Instruction: Go through each line of the records below and count those with the word "data". Give only the count.

# start of Items

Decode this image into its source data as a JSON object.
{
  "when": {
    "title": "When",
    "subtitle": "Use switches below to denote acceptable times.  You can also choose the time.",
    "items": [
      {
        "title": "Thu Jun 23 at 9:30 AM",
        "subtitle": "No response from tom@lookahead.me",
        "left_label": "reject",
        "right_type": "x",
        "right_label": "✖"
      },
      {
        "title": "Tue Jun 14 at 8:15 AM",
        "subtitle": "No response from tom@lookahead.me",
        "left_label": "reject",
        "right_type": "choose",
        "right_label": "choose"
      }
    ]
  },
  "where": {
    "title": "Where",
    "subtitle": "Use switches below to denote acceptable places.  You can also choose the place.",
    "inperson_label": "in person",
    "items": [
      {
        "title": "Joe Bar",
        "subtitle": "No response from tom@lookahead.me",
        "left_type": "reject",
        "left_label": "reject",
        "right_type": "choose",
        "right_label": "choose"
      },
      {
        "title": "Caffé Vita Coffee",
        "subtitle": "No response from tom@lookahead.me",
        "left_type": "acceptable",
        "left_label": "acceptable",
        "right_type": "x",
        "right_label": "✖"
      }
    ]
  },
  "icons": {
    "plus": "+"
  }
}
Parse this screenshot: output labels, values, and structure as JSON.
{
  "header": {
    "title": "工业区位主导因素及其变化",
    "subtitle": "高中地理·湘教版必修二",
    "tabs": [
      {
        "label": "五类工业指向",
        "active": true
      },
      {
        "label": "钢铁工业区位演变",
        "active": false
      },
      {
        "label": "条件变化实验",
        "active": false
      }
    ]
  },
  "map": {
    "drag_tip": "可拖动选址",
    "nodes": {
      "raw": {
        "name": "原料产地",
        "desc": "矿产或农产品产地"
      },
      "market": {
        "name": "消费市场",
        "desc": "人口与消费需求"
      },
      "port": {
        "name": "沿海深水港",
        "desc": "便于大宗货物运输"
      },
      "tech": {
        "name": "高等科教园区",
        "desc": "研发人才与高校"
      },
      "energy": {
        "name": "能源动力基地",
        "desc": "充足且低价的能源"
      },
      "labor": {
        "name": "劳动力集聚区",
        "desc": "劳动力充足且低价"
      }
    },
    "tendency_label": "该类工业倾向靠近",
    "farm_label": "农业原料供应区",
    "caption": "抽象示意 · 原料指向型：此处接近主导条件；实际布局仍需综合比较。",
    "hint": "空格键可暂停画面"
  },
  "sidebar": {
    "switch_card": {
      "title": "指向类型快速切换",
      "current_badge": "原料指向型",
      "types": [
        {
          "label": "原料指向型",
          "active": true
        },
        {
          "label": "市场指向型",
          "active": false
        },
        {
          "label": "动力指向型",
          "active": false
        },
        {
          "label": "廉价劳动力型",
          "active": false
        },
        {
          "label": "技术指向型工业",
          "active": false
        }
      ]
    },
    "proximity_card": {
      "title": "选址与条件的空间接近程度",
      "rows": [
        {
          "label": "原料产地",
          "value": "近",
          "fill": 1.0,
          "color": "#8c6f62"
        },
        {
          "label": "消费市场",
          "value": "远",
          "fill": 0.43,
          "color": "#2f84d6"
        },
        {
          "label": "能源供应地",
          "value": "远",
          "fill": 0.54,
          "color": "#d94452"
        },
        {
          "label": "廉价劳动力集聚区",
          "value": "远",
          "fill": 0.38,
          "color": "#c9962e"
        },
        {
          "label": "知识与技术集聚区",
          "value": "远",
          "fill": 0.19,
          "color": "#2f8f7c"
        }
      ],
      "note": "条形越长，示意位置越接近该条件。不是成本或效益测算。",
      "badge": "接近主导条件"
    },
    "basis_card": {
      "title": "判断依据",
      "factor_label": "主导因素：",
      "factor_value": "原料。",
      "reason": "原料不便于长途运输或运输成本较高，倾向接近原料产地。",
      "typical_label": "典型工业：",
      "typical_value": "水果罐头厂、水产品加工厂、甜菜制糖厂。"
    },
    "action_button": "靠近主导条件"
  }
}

# end of Items
# start of Items

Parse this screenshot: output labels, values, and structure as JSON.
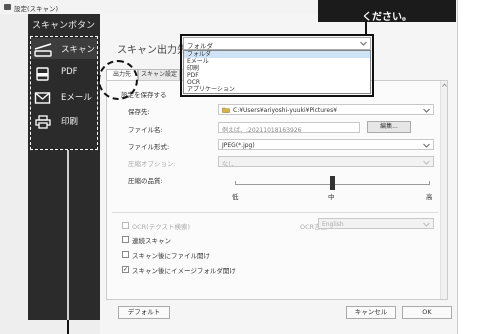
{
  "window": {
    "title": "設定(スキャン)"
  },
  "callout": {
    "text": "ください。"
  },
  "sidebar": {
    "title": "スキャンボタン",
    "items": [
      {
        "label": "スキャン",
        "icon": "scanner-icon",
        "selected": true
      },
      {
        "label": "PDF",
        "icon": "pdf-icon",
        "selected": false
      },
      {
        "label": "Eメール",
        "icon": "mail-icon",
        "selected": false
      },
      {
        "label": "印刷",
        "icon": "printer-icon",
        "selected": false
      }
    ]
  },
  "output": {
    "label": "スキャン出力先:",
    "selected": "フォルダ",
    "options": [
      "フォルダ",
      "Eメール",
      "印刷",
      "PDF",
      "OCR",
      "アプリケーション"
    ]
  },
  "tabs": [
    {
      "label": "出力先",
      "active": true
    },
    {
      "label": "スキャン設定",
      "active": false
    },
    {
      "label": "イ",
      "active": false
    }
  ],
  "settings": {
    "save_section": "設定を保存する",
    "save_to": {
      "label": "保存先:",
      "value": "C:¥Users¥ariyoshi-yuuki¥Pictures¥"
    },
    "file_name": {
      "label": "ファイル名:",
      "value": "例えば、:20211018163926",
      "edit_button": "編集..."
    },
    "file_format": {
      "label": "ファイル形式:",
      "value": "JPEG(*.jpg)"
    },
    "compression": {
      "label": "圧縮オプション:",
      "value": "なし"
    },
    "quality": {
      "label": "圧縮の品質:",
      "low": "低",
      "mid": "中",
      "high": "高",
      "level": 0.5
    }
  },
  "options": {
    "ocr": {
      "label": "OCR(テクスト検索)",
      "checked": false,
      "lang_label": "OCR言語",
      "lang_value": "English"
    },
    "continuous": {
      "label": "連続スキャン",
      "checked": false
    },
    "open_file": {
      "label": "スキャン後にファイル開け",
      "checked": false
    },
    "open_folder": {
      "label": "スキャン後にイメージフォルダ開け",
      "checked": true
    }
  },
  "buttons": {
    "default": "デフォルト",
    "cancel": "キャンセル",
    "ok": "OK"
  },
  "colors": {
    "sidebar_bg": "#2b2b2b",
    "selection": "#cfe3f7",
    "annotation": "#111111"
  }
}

# end of Items
# start of Items

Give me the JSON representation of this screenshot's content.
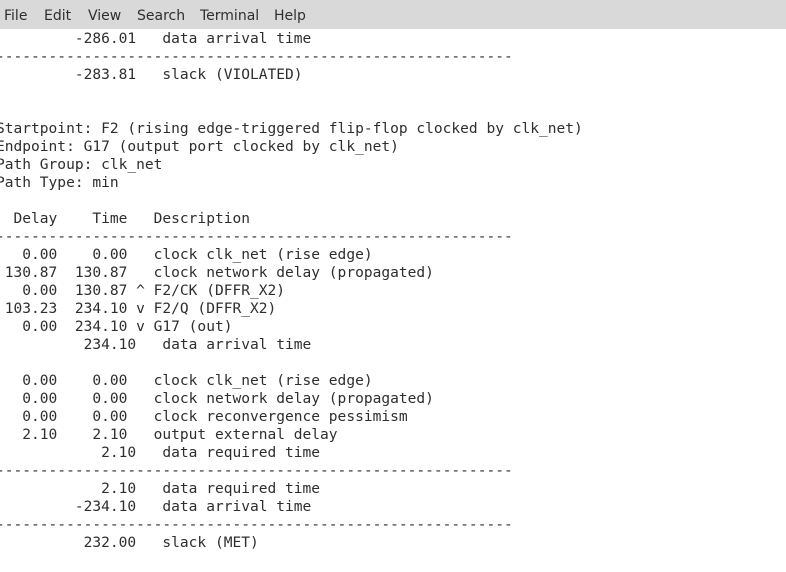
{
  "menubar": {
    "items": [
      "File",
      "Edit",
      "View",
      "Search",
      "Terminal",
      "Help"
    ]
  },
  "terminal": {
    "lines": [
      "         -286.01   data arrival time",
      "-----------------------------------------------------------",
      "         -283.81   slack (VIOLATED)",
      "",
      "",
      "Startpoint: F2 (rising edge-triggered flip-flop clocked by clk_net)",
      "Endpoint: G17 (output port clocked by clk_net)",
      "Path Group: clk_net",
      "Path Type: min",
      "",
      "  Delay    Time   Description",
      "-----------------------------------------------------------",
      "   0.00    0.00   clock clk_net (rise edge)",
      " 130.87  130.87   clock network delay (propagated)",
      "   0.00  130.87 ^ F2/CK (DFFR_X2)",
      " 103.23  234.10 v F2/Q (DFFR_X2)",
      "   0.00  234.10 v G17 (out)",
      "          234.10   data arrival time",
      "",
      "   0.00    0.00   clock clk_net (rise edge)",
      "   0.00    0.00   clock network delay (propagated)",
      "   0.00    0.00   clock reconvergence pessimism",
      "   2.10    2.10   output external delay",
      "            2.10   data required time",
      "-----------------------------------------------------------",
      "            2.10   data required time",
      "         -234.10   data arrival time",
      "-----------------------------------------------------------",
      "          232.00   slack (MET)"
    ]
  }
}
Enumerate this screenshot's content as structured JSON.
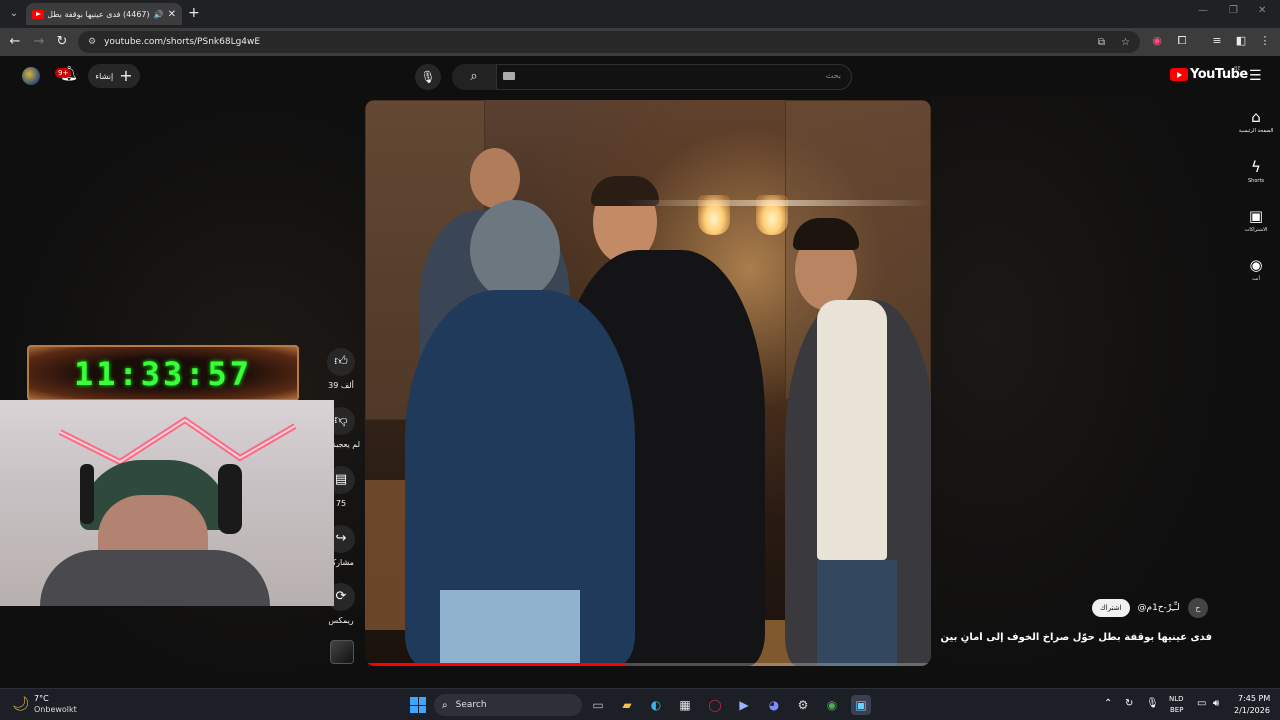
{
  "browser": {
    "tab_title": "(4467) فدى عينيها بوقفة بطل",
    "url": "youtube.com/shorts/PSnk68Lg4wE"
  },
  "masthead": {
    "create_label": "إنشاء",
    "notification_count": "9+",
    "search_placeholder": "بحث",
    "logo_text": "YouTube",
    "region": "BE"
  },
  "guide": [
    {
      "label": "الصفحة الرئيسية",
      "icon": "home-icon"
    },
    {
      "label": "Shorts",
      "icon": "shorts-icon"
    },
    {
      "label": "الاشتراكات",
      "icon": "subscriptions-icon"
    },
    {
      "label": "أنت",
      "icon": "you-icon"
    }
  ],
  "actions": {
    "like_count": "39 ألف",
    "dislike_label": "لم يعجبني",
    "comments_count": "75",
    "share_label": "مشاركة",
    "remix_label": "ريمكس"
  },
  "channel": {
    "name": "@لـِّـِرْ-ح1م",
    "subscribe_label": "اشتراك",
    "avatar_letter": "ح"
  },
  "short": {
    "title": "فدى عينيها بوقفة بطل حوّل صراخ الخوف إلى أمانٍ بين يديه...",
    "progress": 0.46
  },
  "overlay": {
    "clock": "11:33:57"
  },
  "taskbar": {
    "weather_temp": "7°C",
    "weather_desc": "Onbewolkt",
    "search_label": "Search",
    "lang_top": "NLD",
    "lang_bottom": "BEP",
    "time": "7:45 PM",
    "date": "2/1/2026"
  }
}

# end of Items

Full answer: 6